• **TASK GOAL**
Using the material below, copy every line where "with" appears.

___ DATA

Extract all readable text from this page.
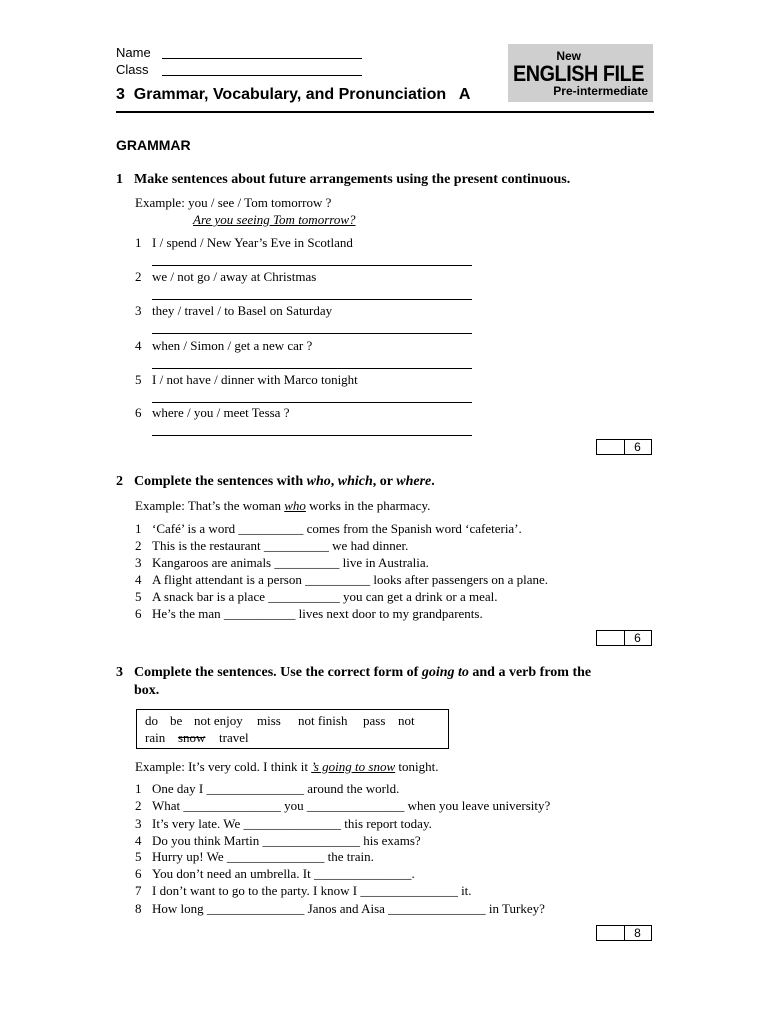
Name
Class
New
ENGLISH FILE
Pre-intermediate
3  Grammar, Vocabulary, and Pronunciation   A
GRAMMAR
1 Make sentences about future arrangements using the present continuous.
Example: you / see / Tom tomorrow ?
Are you seeing Tom tomorrow?
1 I / spend / New Year’s Eve in Scotland
2 we / not go / away at Christmas
3 they / travel / to Basel on Saturday
4 when / Simon / get a new car ?
5 I / not have / dinner with Marco tonight
6 where / you / meet Tessa ?
6
2 Complete the sentences with who, which, or where.
Example: That’s the woman who works in the pharmacy.
1 ‘Café’ is a word __________ comes from the Spanish word ‘cafeteria’.
2 This is the restaurant __________ we had dinner.
3 Kangaroos are animals __________ live in Australia.
4 A flight attendant is a person __________ looks after passengers on a plane.
5 A snack bar is a place ___________ you can get a drink or a meal.
6 He’s the man ___________ lives next door to my grandparents.
6
3 Complete the sentences. Use the correct form of going to and a verb from the
box.
do be not enjoy miss not finish pass not
rain snow travel
Example: It’s very cold. I think it ’s going to snow tonight.
1 One day I _______________ around the world.
2 What _______________ you _______________ when you leave university?
3 It’s very late. We _______________ this report today.
4 Do you think Martin _______________ his exams?
5 Hurry up! We _______________ the train.
6 You don’t need an umbrella. It _______________.
7 I don’t want to go to the party. I know I _______________ it.
8 How long _______________ Janos and Aisa _______________ in Turkey?
8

______

• **OUTPUT OF THE EXERCISE**
5 I / not have / dinner with Marco tonight
2 Complete the sentences with who, which, or where.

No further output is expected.